(Items from a figure collection)
------------------------------
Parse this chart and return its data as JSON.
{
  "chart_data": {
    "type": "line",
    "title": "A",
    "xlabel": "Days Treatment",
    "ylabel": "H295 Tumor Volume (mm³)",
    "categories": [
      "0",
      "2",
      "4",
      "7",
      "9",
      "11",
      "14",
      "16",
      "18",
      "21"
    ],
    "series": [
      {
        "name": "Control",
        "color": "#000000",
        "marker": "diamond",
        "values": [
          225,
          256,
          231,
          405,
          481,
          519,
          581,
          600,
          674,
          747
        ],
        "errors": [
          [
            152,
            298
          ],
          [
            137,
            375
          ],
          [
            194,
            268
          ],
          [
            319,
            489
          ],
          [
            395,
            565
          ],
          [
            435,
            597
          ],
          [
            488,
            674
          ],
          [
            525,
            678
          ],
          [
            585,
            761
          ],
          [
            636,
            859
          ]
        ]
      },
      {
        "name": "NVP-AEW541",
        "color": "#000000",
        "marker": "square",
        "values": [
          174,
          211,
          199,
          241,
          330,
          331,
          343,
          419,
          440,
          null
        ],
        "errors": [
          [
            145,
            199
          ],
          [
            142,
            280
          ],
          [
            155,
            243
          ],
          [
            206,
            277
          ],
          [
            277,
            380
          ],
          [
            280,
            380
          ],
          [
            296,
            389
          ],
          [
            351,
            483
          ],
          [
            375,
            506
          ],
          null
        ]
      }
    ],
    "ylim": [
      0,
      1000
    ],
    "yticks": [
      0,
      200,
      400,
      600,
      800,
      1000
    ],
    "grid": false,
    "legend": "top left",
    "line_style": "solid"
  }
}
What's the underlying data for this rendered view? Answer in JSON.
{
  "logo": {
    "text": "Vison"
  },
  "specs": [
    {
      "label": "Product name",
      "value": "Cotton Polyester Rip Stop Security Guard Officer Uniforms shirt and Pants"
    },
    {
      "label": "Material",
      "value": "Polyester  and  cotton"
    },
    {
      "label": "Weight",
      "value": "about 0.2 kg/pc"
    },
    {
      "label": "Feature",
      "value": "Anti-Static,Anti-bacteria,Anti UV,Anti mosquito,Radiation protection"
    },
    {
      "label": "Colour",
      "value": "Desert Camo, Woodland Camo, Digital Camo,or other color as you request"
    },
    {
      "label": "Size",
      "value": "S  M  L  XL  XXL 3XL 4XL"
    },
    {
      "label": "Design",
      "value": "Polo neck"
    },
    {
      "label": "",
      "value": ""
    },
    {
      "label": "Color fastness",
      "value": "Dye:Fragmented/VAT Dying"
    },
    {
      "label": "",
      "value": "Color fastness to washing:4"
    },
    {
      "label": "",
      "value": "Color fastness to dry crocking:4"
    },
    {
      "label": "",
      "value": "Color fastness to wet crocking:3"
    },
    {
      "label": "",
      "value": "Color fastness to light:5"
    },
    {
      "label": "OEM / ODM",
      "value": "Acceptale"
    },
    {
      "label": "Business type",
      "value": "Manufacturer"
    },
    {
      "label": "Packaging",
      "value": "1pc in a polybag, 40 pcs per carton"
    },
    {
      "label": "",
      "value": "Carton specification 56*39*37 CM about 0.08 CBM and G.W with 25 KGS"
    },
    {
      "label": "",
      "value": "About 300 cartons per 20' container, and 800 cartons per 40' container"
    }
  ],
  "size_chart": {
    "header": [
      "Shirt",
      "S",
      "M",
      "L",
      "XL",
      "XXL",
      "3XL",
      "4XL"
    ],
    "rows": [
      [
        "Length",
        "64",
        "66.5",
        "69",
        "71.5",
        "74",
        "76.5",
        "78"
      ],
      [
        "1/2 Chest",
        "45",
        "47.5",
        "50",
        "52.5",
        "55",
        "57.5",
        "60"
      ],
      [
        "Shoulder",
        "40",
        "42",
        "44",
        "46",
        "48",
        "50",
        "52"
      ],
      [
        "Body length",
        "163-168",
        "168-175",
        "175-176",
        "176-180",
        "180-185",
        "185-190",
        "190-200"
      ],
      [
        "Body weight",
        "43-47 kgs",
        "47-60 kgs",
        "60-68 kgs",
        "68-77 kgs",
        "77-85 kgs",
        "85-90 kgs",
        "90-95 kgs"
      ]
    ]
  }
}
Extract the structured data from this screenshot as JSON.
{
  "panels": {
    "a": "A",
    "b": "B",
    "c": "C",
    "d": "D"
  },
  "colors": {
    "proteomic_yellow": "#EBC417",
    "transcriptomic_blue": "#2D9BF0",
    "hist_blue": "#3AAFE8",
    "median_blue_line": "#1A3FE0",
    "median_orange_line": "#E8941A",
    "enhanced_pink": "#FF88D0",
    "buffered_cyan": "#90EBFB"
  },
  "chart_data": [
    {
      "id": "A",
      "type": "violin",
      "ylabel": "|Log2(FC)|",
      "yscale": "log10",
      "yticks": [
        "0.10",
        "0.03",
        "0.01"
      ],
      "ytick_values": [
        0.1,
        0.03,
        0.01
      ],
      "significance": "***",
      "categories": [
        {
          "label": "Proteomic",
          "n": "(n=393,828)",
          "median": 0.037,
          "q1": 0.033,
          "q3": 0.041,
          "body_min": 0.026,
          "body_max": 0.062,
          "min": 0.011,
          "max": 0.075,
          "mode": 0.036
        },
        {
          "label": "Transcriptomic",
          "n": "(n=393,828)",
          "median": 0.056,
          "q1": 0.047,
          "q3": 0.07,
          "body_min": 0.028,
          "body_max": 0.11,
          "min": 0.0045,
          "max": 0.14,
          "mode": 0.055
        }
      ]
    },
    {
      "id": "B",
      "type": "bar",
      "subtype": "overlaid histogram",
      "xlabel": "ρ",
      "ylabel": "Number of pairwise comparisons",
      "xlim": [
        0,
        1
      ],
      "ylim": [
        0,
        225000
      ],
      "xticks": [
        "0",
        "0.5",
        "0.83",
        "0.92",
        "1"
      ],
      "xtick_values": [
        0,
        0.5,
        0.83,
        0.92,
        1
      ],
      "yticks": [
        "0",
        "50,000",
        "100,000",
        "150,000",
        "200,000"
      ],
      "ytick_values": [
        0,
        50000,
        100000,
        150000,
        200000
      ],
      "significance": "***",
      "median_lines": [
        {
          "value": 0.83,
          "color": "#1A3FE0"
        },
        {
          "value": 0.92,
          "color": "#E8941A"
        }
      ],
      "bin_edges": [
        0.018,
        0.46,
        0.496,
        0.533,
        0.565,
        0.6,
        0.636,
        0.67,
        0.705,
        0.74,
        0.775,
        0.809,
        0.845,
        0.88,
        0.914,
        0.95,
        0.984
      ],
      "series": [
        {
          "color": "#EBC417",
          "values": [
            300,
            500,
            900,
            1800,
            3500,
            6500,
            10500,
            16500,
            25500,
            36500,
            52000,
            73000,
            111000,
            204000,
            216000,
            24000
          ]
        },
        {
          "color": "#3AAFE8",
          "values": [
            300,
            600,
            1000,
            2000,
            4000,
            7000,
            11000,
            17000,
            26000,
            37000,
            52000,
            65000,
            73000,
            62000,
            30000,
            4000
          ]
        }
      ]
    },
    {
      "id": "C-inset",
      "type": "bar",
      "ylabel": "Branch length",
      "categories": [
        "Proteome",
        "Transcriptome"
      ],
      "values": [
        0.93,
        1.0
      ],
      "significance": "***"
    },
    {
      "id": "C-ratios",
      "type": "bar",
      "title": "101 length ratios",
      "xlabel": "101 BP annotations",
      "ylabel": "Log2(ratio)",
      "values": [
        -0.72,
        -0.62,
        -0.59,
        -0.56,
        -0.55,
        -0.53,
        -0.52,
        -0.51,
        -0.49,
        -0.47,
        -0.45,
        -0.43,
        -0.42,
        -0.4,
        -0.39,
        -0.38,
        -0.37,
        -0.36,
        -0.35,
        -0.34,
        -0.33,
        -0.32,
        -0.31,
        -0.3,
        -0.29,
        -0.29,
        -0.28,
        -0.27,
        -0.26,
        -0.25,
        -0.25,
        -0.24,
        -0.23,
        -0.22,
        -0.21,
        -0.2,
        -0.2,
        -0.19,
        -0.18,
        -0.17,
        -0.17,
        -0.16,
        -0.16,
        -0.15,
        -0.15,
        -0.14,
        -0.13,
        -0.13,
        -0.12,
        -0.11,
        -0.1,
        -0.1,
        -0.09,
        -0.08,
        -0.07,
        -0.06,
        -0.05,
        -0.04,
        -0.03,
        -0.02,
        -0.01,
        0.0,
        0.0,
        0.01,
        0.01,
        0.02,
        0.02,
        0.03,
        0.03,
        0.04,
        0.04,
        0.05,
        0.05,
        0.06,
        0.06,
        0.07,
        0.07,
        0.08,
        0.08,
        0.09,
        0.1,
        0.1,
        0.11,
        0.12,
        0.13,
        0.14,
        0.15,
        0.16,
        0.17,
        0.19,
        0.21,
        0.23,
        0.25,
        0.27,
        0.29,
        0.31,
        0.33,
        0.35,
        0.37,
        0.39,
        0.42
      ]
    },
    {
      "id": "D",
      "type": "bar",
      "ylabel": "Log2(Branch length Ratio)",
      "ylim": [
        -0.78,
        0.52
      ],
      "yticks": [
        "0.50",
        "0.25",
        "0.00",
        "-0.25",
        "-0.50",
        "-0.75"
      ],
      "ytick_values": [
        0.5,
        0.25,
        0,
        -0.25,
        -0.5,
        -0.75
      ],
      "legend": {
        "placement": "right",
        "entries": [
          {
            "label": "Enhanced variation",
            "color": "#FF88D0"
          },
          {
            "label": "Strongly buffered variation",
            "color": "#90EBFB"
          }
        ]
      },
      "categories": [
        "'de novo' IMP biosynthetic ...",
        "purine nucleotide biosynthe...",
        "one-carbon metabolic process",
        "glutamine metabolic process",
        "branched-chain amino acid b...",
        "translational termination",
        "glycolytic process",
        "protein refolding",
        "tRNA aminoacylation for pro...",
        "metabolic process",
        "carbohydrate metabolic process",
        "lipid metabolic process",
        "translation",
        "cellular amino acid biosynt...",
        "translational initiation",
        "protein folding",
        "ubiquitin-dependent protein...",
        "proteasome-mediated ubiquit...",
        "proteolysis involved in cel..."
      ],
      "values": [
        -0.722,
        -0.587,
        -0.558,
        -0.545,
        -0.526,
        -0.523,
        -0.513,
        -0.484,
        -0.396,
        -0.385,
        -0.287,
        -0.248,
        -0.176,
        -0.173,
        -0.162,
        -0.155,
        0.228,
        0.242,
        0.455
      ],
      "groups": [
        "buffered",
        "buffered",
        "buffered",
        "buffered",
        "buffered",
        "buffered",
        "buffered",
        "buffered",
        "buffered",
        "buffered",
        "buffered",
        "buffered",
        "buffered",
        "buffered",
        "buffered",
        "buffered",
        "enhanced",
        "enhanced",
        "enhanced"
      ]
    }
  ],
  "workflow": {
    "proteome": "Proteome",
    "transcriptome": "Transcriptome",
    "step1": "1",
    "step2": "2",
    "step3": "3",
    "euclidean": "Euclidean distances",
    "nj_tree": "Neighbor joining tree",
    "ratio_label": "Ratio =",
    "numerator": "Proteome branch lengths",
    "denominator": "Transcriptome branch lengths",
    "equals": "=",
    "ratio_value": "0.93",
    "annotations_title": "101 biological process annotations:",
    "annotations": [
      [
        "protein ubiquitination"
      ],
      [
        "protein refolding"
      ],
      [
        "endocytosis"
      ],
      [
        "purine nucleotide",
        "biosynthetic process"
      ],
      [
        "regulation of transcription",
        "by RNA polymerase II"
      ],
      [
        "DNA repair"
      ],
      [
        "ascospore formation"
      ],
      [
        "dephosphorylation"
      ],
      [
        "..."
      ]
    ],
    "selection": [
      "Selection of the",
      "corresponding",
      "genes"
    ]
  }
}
------------------------------
▶ [AIM OF THE TASK] Number of lines holding "Transcriptome" in the data: give it, with nothing else.

▶ [SOLUTION TO THE PROBLEM] 3